## [Problem to solve]
Leave the pictures out. Return all other data exactly.

## [Data listing]
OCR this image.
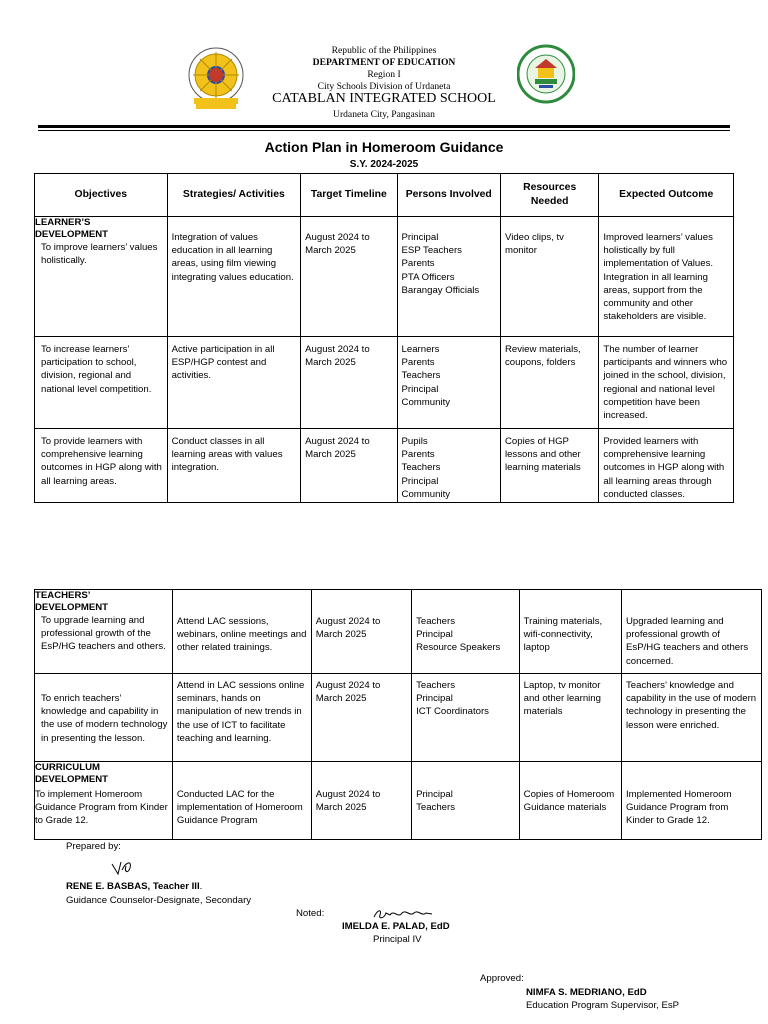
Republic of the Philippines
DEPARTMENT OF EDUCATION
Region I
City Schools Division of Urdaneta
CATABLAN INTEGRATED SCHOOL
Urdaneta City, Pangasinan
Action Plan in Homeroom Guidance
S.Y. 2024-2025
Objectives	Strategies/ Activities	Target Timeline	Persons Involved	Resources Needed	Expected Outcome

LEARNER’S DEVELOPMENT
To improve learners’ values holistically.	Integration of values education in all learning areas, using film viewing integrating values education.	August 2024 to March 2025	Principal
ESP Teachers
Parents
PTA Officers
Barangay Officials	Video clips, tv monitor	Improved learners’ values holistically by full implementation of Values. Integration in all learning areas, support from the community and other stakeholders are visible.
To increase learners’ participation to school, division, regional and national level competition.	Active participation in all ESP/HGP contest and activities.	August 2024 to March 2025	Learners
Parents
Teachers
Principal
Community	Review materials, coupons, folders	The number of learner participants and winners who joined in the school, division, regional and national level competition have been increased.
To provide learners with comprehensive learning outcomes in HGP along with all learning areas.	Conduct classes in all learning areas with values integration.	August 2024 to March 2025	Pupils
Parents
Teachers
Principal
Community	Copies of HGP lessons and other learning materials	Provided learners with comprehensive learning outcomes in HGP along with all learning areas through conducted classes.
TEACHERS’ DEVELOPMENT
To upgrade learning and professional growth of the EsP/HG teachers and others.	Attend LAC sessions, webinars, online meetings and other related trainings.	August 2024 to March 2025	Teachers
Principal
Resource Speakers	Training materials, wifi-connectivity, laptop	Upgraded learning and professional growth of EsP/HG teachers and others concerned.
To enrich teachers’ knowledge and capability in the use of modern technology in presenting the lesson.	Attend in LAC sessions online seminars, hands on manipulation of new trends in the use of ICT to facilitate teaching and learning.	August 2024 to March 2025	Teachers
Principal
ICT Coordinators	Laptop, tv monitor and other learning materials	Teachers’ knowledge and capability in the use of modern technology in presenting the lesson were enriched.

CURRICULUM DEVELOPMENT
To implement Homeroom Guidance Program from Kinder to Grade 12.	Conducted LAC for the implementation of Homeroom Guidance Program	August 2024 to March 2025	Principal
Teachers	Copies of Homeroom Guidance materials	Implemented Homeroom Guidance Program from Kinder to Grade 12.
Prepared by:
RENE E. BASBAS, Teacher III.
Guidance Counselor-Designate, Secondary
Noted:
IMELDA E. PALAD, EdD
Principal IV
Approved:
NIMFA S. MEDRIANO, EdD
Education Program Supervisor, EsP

## [The reply]
OCR this image.
Republic of the Philippines
DEPARTMENT OF EDUCATION
Region I
City Schools Division of Urdaneta
CATABLAN INTEGRATED SCHOOL
Urdaneta City, Pangasinan
Action Plan in Homeroom Guidance
S.Y. 2024-2025
Objectives	Strategies/ Activities	Target Timeline	Persons Involved	Resources Needed	Expected Outcome

LEARNER’S DEVELOPMENT
To improve learners’ values holistically.	Integration of values education in all learning areas, using film viewing integrating values education.	August 2024 to March 2025	Principal
ESP Teachers
Parents
PTA Officers
Barangay Officials	Video clips, tv monitor	Improved learners’ values holistically by full implementation of Values. Integration in all learning areas, support from the community and other stakeholders are visible.
To increase learners’ participation to school, division, regional and national level competition.	Active participation in all ESP/HGP contest and activities.	August 2024 to March 2025	Learners
Parents
Teachers
Principal
Community	Review materials, coupons, folders	The number of learner participants and winners who joined in the school, division, regional and national level competition have been increased.
To provide learners with comprehensive learning outcomes in HGP along with all learning areas.	Conduct classes in all learning areas with values integration.	August 2024 to March 2025	Pupils
Parents
Teachers
Principal
Community	Copies of HGP lessons and other learning materials	Provided learners with comprehensive learning outcomes in HGP along with all learning areas through conducted classes.
TEACHERS’ DEVELOPMENT
To upgrade learning and professional growth of the EsP/HG teachers and others.	Attend LAC sessions, webinars, online meetings and other related trainings.	August 2024 to March 2025	Teachers
Principal
Resource Speakers	Training materials, wifi-connectivity, laptop	Upgraded learning and professional growth of EsP/HG teachers and others concerned.
To enrich teachers’ knowledge and capability in the use of modern technology in presenting the lesson.	Attend in LAC sessions online seminars, hands on manipulation of new trends in the use of ICT to facilitate teaching and learning.	August 2024 to March 2025	Teachers
Principal
ICT Coordinators	Laptop, tv monitor and other learning materials	Teachers’ knowledge and capability in the use of modern technology in presenting the lesson were enriched.

CURRICULUM DEVELOPMENT
To implement Homeroom Guidance Program from Kinder to Grade 12.	Conducted LAC for the implementation of Homeroom Guidance Program	August 2024 to March 2025	Principal
Teachers	Copies of Homeroom Guidance materials	Implemented Homeroom Guidance Program from Kinder to Grade 12.
Prepared by:
RENE E. BASBAS, Teacher III.
Guidance Counselor-Designate, Secondary
Noted:
IMELDA E. PALAD, EdD
Principal IV
Approved:
NIMFA S. MEDRIANO, EdD
Education Program Supervisor, EsP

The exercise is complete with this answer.